*Work item:*
Every line containing "projekt" should be copied out. Go through the entries and find them.

Page transcription dataset items

************

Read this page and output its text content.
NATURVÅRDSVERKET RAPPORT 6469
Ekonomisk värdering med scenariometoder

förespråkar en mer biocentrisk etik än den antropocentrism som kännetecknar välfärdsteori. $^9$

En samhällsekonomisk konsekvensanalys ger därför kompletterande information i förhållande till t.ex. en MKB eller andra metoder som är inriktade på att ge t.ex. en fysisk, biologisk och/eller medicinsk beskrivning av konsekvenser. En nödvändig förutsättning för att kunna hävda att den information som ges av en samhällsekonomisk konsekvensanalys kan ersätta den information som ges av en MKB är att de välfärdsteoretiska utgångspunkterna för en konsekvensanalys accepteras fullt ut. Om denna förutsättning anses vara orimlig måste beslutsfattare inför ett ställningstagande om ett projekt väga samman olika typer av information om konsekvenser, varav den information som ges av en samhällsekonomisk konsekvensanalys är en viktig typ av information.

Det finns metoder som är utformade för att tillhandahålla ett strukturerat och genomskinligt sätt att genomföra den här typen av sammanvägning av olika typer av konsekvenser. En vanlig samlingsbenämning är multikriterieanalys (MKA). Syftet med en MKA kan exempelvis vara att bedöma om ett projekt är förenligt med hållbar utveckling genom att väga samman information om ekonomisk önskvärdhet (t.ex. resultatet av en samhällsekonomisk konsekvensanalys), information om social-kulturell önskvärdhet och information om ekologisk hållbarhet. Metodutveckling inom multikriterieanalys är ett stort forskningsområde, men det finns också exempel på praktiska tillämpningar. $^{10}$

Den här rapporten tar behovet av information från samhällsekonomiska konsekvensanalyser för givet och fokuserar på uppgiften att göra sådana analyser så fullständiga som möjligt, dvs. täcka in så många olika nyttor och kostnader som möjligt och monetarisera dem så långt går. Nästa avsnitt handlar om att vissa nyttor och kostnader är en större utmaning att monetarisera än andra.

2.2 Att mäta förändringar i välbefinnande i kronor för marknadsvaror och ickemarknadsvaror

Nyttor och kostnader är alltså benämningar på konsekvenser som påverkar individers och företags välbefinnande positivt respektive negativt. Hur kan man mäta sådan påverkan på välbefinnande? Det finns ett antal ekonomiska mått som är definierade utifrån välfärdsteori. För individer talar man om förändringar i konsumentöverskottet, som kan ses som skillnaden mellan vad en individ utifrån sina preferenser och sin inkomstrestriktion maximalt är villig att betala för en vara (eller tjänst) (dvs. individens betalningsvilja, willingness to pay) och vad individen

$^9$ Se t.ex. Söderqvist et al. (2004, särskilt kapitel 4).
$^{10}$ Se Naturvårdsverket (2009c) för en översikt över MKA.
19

************

*Solution to this exercise:*
En samhällsekonomisk konsekvensanalys ger därför kompletterande information i förhållande till t.ex. en MKB eller andra metoder som är inriktade på att ge t.ex. en fysisk, biologisk och/eller medicinsk beskrivning av konsekvenser. En nödvändig förutsättning för att kunna hävda att den information som ges av en samhällsekonomisk konsekvensanalys kan ersätta den information som ges av en MKB är att de välfärdsteoretiska utgångspunkterna för en konsekvensanalys accepteras fullt ut. Om denna förutsättning anses vara orimlig måste beslutsfattare inför ett ställningstagande om ett projekt väga samman olika typer av information om konsekvenser, varav den information som ges av en samhällsekonomisk konsekvensanalys är en viktig typ av information.
Det finns metoder som är utformade för att tillhandahålla ett strukturerat och genomskinligt sätt att genomföra den här typen av sammanvägning av olika typer av konsekvenser. En vanlig samlingsbenämning är multikriterieanalys (MKA). Syftet med en MKA kan exempelvis vara att bedöma om ett projekt är förenligt med hållbar utveckling genom att väga samman information om ekonomisk önskvärdhet (t.ex. resultatet av en samhällsekonomisk konsekvensanalys), information om social-kulturell önskvärdhet och information om ekologisk hållbarhet. Metodutveckling inom multikriterieanalys är ett stort forskningsområde, men det finns också exempel på praktiska tillämpningar. $^{10}$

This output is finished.